** start **
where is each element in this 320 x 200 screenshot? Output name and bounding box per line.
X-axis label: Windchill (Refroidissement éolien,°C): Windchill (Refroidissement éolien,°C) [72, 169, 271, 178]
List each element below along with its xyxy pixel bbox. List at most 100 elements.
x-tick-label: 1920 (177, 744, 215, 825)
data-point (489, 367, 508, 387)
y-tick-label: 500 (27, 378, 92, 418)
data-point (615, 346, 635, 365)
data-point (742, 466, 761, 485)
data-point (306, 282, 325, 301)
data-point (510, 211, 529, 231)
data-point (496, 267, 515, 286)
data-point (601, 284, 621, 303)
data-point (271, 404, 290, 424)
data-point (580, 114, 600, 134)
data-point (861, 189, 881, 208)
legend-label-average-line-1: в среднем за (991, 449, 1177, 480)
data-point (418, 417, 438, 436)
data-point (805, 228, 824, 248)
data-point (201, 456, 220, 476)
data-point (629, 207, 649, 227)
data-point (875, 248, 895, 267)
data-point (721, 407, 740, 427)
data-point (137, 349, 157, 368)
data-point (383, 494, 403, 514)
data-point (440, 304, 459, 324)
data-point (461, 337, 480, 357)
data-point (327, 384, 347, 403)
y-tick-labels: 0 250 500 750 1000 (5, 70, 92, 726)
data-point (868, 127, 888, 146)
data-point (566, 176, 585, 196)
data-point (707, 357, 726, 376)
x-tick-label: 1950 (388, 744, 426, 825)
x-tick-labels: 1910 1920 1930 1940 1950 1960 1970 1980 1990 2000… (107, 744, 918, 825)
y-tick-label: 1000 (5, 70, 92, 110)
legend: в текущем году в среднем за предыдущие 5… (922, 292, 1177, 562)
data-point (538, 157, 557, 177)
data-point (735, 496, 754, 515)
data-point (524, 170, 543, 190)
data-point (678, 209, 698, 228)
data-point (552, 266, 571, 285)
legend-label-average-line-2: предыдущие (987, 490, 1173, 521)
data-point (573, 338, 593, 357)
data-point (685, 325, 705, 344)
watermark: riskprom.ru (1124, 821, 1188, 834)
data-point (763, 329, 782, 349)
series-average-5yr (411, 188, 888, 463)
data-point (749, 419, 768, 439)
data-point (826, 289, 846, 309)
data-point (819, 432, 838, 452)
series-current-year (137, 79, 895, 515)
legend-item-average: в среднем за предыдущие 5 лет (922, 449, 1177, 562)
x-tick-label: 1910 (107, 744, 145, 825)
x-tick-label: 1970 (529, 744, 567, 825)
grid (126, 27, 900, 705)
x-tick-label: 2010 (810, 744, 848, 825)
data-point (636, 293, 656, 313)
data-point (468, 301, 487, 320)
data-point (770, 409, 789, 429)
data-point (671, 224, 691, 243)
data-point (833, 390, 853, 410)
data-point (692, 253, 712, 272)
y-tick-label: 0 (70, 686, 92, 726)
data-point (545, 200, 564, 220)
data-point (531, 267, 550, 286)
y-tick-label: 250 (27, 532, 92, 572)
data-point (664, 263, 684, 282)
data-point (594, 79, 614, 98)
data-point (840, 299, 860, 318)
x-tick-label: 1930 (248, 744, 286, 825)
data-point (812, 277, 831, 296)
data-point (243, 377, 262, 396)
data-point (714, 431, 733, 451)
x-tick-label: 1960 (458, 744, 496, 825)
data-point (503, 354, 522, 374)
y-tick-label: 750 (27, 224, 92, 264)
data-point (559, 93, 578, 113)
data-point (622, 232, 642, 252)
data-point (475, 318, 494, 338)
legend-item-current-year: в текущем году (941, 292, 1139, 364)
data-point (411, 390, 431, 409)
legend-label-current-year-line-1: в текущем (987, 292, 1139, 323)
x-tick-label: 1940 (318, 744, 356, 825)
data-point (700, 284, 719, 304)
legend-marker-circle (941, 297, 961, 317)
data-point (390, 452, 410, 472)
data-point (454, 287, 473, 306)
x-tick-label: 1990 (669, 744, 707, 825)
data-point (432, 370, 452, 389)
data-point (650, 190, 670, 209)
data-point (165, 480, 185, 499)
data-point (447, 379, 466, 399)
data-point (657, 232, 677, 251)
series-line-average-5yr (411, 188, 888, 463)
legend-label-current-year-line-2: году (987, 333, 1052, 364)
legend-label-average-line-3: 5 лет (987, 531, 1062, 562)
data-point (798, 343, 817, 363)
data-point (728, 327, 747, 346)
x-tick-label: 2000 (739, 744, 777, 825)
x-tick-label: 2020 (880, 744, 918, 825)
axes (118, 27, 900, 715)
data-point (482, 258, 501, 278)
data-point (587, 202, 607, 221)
** end **
* Given task:
Copy every line of the data above verbatim, without changing any character.

* Complete output:
where is each element in this 320 x 200 screenshot? Output name and bounding box per line.
X-axis label: Windchill (Refroidissement éolien,°C): Windchill (Refroidissement éolien,°C) [72, 169, 271, 178]
List each element below along with its xyxy pixel bbox. List at most 100 elements.
x-tick-label: 1920 (177, 744, 215, 825)
data-point (489, 367, 508, 387)
y-tick-label: 500 (27, 378, 92, 418)
data-point (615, 346, 635, 365)
data-point (742, 466, 761, 485)
data-point (306, 282, 325, 301)
data-point (510, 211, 529, 231)
data-point (496, 267, 515, 286)
data-point (601, 284, 621, 303)
data-point (271, 404, 290, 424)
data-point (580, 114, 600, 134)
data-point (861, 189, 881, 208)
legend-label-average-line-1: в среднем за (991, 449, 1177, 480)
data-point (418, 417, 438, 436)
data-point (805, 228, 824, 248)
data-point (201, 456, 220, 476)
data-point (629, 207, 649, 227)
data-point (875, 248, 895, 267)
data-point (721, 407, 740, 427)
data-point (137, 349, 157, 368)
data-point (383, 494, 403, 514)
data-point (440, 304, 459, 324)
data-point (461, 337, 480, 357)
data-point (327, 384, 347, 403)
y-tick-labels: 0 250 500 750 1000 (5, 70, 92, 726)
data-point (868, 127, 888, 146)
data-point (566, 176, 585, 196)
data-point (707, 357, 726, 376)
x-tick-label: 1950 (388, 744, 426, 825)
x-tick-labels: 1910 1920 1930 1940 1950 1960 1970 1980 1990 2000… (107, 744, 918, 825)
y-tick-label: 1000 (5, 70, 92, 110)
legend: в текущем году в среднем за предыдущие 5… (922, 292, 1177, 562)
data-point (538, 157, 557, 177)
data-point (735, 496, 754, 515)
data-point (524, 170, 543, 190)
data-point (678, 209, 698, 228)
data-point (552, 266, 571, 285)
legend-label-average-line-2: предыдущие (987, 490, 1173, 521)
data-point (573, 338, 593, 357)
data-point (685, 325, 705, 344)
watermark: riskprom.ru (1124, 821, 1188, 834)
data-point (763, 329, 782, 349)
series-average-5yr (411, 188, 888, 463)
data-point (749, 419, 768, 439)
data-point (826, 289, 846, 309)
data-point (819, 432, 838, 452)
series-current-year (137, 79, 895, 515)
legend-item-average: в среднем за предыдущие 5 лет (922, 449, 1177, 562)
x-tick-label: 1910 (107, 744, 145, 825)
x-tick-label: 1970 (529, 744, 567, 825)
grid (126, 27, 900, 705)
x-tick-label: 2010 (810, 744, 848, 825)
data-point (636, 293, 656, 313)
data-point (468, 301, 487, 320)
data-point (770, 409, 789, 429)
data-point (671, 224, 691, 243)
data-point (833, 390, 853, 410)
data-point (692, 253, 712, 272)
y-tick-label: 0 (70, 686, 92, 726)
data-point (545, 200, 564, 220)
data-point (531, 267, 550, 286)
y-tick-label: 250 (27, 532, 92, 572)
data-point (664, 263, 684, 282)
data-point (594, 79, 614, 98)
data-point (840, 299, 860, 318)
x-tick-label: 1930 (248, 744, 286, 825)
data-point (812, 277, 831, 296)
data-point (243, 377, 262, 396)
data-point (714, 431, 733, 451)
x-tick-label: 1960 (458, 744, 496, 825)
data-point (503, 354, 522, 374)
y-tick-label: 750 (27, 224, 92, 264)
data-point (559, 93, 578, 113)
data-point (622, 232, 642, 252)
data-point (475, 318, 494, 338)
legend-item-current-year: в текущем году (941, 292, 1139, 364)
data-point (411, 390, 431, 409)
legend-label-current-year-line-1: в текущем (987, 292, 1139, 323)
x-tick-label: 1940 (318, 744, 356, 825)
data-point (700, 284, 719, 304)
legend-marker-circle (941, 297, 961, 317)
data-point (390, 452, 410, 472)
data-point (454, 287, 473, 306)
x-tick-label: 1990 (669, 744, 707, 825)
data-point (432, 370, 452, 389)
data-point (650, 190, 670, 209)
data-point (165, 480, 185, 499)
data-point (447, 379, 466, 399)
data-point (657, 232, 677, 251)
series-line-average-5yr (411, 188, 888, 463)
legend-label-current-year-line-2: году (987, 333, 1052, 364)
legend-label-average-line-3: 5 лет (987, 531, 1062, 562)
data-point (798, 343, 817, 363)
data-point (728, 327, 747, 346)
x-tick-label: 2000 (739, 744, 777, 825)
x-tick-label: 2020 (880, 744, 918, 825)
axes (118, 27, 900, 715)
data-point (482, 258, 501, 278)
data-point (587, 202, 607, 221)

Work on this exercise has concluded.